* **Task inputs**:
+ + + + +
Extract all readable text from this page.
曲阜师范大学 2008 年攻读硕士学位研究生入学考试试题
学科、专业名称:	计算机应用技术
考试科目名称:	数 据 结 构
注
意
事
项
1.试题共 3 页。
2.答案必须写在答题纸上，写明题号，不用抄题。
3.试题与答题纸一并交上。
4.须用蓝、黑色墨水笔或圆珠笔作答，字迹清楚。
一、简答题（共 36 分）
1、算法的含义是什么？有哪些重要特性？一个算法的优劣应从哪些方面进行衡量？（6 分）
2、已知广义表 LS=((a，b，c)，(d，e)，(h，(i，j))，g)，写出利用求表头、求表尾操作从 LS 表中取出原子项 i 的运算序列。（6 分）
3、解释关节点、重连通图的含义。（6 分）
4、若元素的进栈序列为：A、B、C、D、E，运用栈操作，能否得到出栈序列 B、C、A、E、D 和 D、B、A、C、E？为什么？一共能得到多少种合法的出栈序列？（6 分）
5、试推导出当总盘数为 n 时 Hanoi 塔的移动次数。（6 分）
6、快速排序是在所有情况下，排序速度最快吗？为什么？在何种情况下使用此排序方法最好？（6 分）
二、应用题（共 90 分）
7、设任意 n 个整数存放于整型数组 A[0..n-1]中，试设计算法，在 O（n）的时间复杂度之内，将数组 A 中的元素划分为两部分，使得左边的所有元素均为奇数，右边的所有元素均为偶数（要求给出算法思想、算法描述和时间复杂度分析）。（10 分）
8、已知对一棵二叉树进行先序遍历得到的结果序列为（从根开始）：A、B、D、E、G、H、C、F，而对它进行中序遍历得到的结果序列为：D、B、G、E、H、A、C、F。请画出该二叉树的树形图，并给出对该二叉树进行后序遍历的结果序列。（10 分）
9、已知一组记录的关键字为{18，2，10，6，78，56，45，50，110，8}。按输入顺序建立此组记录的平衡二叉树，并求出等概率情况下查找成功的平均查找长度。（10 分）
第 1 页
+ + + + +
* **Set exercise**:
Transcribe the full listing above without leaving anything out.

* **Correct answer**:
Extract all readable text from this page.
曲阜师范大学 2008 年攻读硕士学位研究生入学考试试题
学科、专业名称:	计算机应用技术
考试科目名称:	数 据 结 构
注
意
事
项
1.试题共 3 页。
2.答案必须写在答题纸上，写明题号，不用抄题。
3.试题与答题纸一并交上。
4.须用蓝、黑色墨水笔或圆珠笔作答，字迹清楚。
一、简答题（共 36 分）
1、算法的含义是什么？有哪些重要特性？一个算法的优劣应从哪些方面进行衡量？（6 分）
2、已知广义表 LS=((a，b，c)，(d，e)，(h，(i，j))，g)，写出利用求表头、求表尾操作从 LS 表中取出原子项 i 的运算序列。（6 分）
3、解释关节点、重连通图的含义。（6 分）
4、若元素的进栈序列为：A、B、C、D、E，运用栈操作，能否得到出栈序列 B、C、A、E、D 和 D、B、A、C、E？为什么？一共能得到多少种合法的出栈序列？（6 分）
5、试推导出当总盘数为 n 时 Hanoi 塔的移动次数。（6 分）
6、快速排序是在所有情况下，排序速度最快吗？为什么？在何种情况下使用此排序方法最好？（6 分）
二、应用题（共 90 分）
7、设任意 n 个整数存放于整型数组 A[0..n-1]中，试设计算法，在 O（n）的时间复杂度之内，将数组 A 中的元素划分为两部分，使得左边的所有元素均为奇数，右边的所有元素均为偶数（要求给出算法思想、算法描述和时间复杂度分析）。（10 分）
8、已知对一棵二叉树进行先序遍历得到的结果序列为（从根开始）：A、B、D、E、G、H、C、F，而对它进行中序遍历得到的结果序列为：D、B、G、E、H、A、C、F。请画出该二叉树的树形图，并给出对该二叉树进行后序遍历的结果序列。（10 分）
9、已知一组记录的关键字为{18，2，10，6，78，56，45，50，110，8}。按输入顺序建立此组记录的平衡二叉树，并求出等概率情况下查找成功的平均查找长度。（10 分）
第 1 页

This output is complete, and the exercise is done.